=== PASSAGE ===
+ + + +

Warning: I’m going to
talk a little about sex… not graphically though. :)
I’ve sort of slumped back into my old frame of mind. I don’t think I’ve gone all the way, because
I still feel like I’d stand up for myself and before I didn’t have that feeling
of… confidence. But I am starting to
feel like I’m not good enough, that I’m worthless, unimportant, fat, and ugly.
I think it’s cause of Jon.
The most ironic thing about my life is this: Me, pretty much the most horny person I know,
married a man that couldn’t care less about sex or anything else remotely intimate. Why couldn’t I have found someone that was at
least compatible with me in THAT regard?
That would be too easy, that’s why.
Besides, if I didn’t have someone to help me feel this way, I may
actually get skinny and we all know that would ruin everything (I’m really into
sarcasm…). At least he could help me get
my kicks off in SOME way. Instead I just
get to suffer. I can’t even just find a
random online person. He gets too
jealous. I may as well be a statue. All I do for him is bring home money and give
him someone to talk to.
Somehow, in my simple pea brain, I’ve decided that sexual
desire is akin to mattering to someone. It’s
the ultimate form of mattering. Because
if someone wants me sexually, they think about me all the time, the want me all
of the time, they need me all of the time.
Sometimes I wonder if I’m not really horny or perverted, but I’ve
adapted those things in order to find a way to matter to someone.
Then there’s the matter of when I was a kid. I started gaining weight when I was 7-8. I think it’s cause my dad started working
days and I started being around him more.
With him, I can’t seem to do anything right. When I was younger, I tried. I tried hard.

+ + + +

=== Box coordinate listings ===
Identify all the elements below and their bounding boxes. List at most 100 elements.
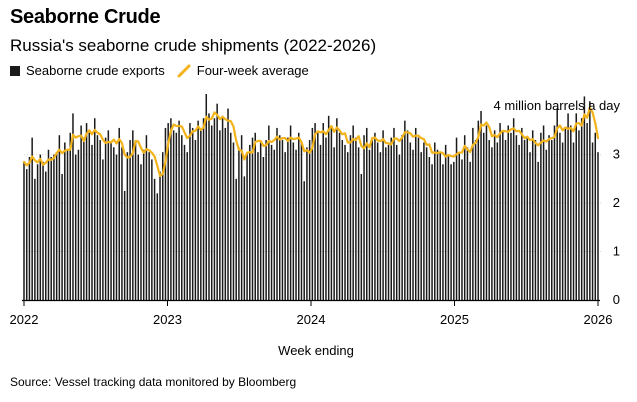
bar bbox=[129, 140, 131, 300]
bar bbox=[80, 125, 82, 300]
bar bbox=[344, 144, 346, 300]
bar bbox=[238, 147, 240, 300]
bar bbox=[246, 152, 248, 300]
bar bbox=[251, 137, 254, 300]
bar bbox=[398, 154, 401, 300]
source-note: Source: Vessel tracking data monitored b… bbox=[10, 375, 297, 389]
bar bbox=[311, 127, 314, 301]
bar bbox=[477, 120, 480, 300]
bar bbox=[213, 118, 216, 301]
bar bbox=[210, 125, 213, 300]
legend-bar-swatch-icon bbox=[10, 65, 20, 76]
x-tick-label: 2022 bbox=[10, 312, 39, 327]
bar bbox=[330, 127, 333, 301]
bar bbox=[355, 137, 357, 300]
bar bbox=[502, 130, 504, 300]
x-tick-label: 2024 bbox=[297, 312, 326, 327]
bar bbox=[414, 127, 417, 301]
bar bbox=[390, 137, 392, 300]
bar bbox=[137, 154, 140, 300]
bar bbox=[31, 137, 33, 300]
bar bbox=[268, 125, 270, 300]
bar bbox=[235, 178, 237, 300]
bar bbox=[197, 120, 199, 300]
bar bbox=[325, 137, 327, 300]
bar bbox=[567, 113, 569, 300]
bar bbox=[542, 125, 545, 300]
bar bbox=[39, 154, 42, 300]
legend-line-swatch-icon bbox=[177, 64, 191, 77]
bar bbox=[559, 132, 561, 300]
bar bbox=[69, 132, 71, 300]
bar bbox=[72, 113, 74, 300]
bar bbox=[254, 132, 256, 300]
bar bbox=[366, 127, 368, 301]
chart-subtitle: Russia's seaborne crude shipments (2022-… bbox=[10, 36, 377, 55]
bar bbox=[110, 142, 112, 300]
bar bbox=[379, 152, 382, 300]
bar bbox=[121, 147, 123, 300]
bar bbox=[289, 125, 292, 300]
bar bbox=[545, 149, 548, 300]
bar bbox=[496, 142, 499, 300]
bar bbox=[295, 149, 297, 300]
bar bbox=[453, 161, 455, 300]
bar bbox=[458, 152, 461, 300]
bar bbox=[93, 118, 96, 301]
bar bbox=[455, 137, 458, 300]
bar bbox=[412, 149, 414, 300]
bar bbox=[515, 135, 518, 300]
bar bbox=[113, 147, 115, 300]
bar bbox=[463, 135, 466, 300]
bar bbox=[66, 149, 69, 300]
bar bbox=[346, 152, 349, 300]
bar bbox=[385, 147, 387, 300]
bar bbox=[219, 130, 221, 300]
bar bbox=[178, 120, 180, 300]
bar bbox=[586, 123, 588, 300]
bar bbox=[561, 142, 564, 300]
bar-series bbox=[23, 94, 599, 301]
bar bbox=[512, 118, 515, 301]
bar bbox=[118, 127, 120, 301]
bar bbox=[336, 118, 338, 301]
bar bbox=[205, 94, 208, 300]
average-line-series bbox=[22, 106, 600, 178]
bar bbox=[284, 152, 286, 300]
bar bbox=[387, 144, 390, 300]
bar bbox=[61, 173, 63, 300]
bar bbox=[526, 137, 529, 300]
bar bbox=[474, 140, 477, 300]
bar bbox=[45, 171, 47, 300]
bar bbox=[597, 152, 599, 300]
bar bbox=[319, 144, 322, 300]
bar bbox=[257, 152, 259, 300]
bar bbox=[349, 135, 352, 300]
bar bbox=[583, 96, 586, 300]
bar bbox=[278, 135, 281, 300]
legend-label-average: Four-week average bbox=[196, 63, 309, 78]
x-tick-label: 2023 bbox=[153, 312, 182, 327]
bar bbox=[540, 132, 542, 300]
bar bbox=[434, 142, 436, 300]
bar bbox=[151, 159, 153, 300]
bar bbox=[518, 144, 520, 300]
bar bbox=[534, 140, 537, 300]
bar bbox=[181, 135, 183, 300]
bar bbox=[96, 135, 99, 300]
bar bbox=[91, 144, 93, 300]
bar bbox=[126, 152, 129, 300]
bar bbox=[322, 123, 324, 300]
bar bbox=[189, 123, 191, 300]
bar bbox=[401, 135, 403, 300]
bar bbox=[447, 154, 450, 300]
bar bbox=[208, 113, 210, 300]
bar bbox=[428, 157, 431, 300]
bar bbox=[575, 113, 577, 300]
bar bbox=[161, 152, 164, 300]
bar bbox=[409, 142, 412, 300]
bar bbox=[170, 118, 172, 301]
bar bbox=[450, 164, 452, 300]
bar bbox=[404, 120, 406, 300]
bar bbox=[194, 140, 197, 300]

+ + + +

=== WHAT YOU WILL DO ===
1) Return the stretch of the post from "I’ve sort of" through "easy, that’s why.", copied word for word.
2) Rewrite the stretch of the records from the line containing "bar bbox=[129, 140, 131, 300]" through the line containing "bar bbox=[366, 127, 368, 301]" as a JSON list of strings, with one string per line and blank lines omitted.
The post and the records come from unrelated sources.

=== COMPLETE ANSWERS ===
1)
I’ve sort of slumped back into my old frame of mind. I don’t think I’ve gone all the way, because
I still feel like I’d stand up for myself and before I didn’t have that feeling
of… confidence. But I am starting to
feel like I’m not good enough, that I’m worthless, unimportant, fat, and ugly.
I think it’s cause of Jon.
The most ironic thing about my life is this: Me, pretty much the most horny person I know,
married a man that couldn’t care less about sex or anything else remotely intimate. Why couldn’t I have found someone that was at
least compatible with me in THAT regard?
That would be too easy, that’s why.

2)
[
  "bar bbox=[129, 140, 131, 300]",
  "bar bbox=[80, 125, 82, 300]",
  "bar bbox=[344, 144, 346, 300]",
  "bar bbox=[238, 147, 240, 300]",
  "bar bbox=[246, 152, 248, 300]",
  "bar bbox=[251, 137, 254, 300]",
  "bar bbox=[398, 154, 401, 300]",
  "source-note: Source: Vessel tracking data monitored b… bbox=[10, 375, 297, 389]",
  "bar bbox=[311, 127, 314, 301]",
  "bar bbox=[477, 120, 480, 300]",
  "bar bbox=[213, 118, 216, 301]",
  "bar bbox=[210, 125, 213, 300]",
  "legend-bar-swatch-icon bbox=[10, 65, 20, 76]",
  "x-tick-label: 2022 bbox=[10, 312, 39, 327]",
  "bar bbox=[330, 127, 333, 301]",
  "bar bbox=[355, 137, 357, 300]",
  "bar bbox=[502, 130, 504, 300]",
  "x-tick-label: 2024 bbox=[297, 312, 326, 327]",
  "bar bbox=[414, 127, 417, 301]",
  "bar bbox=[390, 137, 392, 300]",
  "bar bbox=[137, 154, 140, 300]",
  "bar bbox=[31, 137, 33, 300]",
  "bar bbox=[268, 125, 270, 300]",
  "bar bbox=[235, 178, 237, 300]",
  "bar bbox=[197, 120, 199, 300]",
  "bar bbox=[325, 137, 327, 300]",
  "bar bbox=[567, 113, 569, 300]",
  "bar bbox=[542, 125, 545, 300]",
  "bar bbox=[39, 154, 42, 300]",
  "legend-line-swatch-icon bbox=[177, 64, 191, 77]",
  "bar bbox=[559, 132, 561, 300]",
  "bar bbox=[69, 132, 71, 300]",
  "bar bbox=[72, 113, 74, 300]",
  "bar bbox=[254, 132, 256, 300]",
  "bar bbox=[366, 127, 368, 301]"
]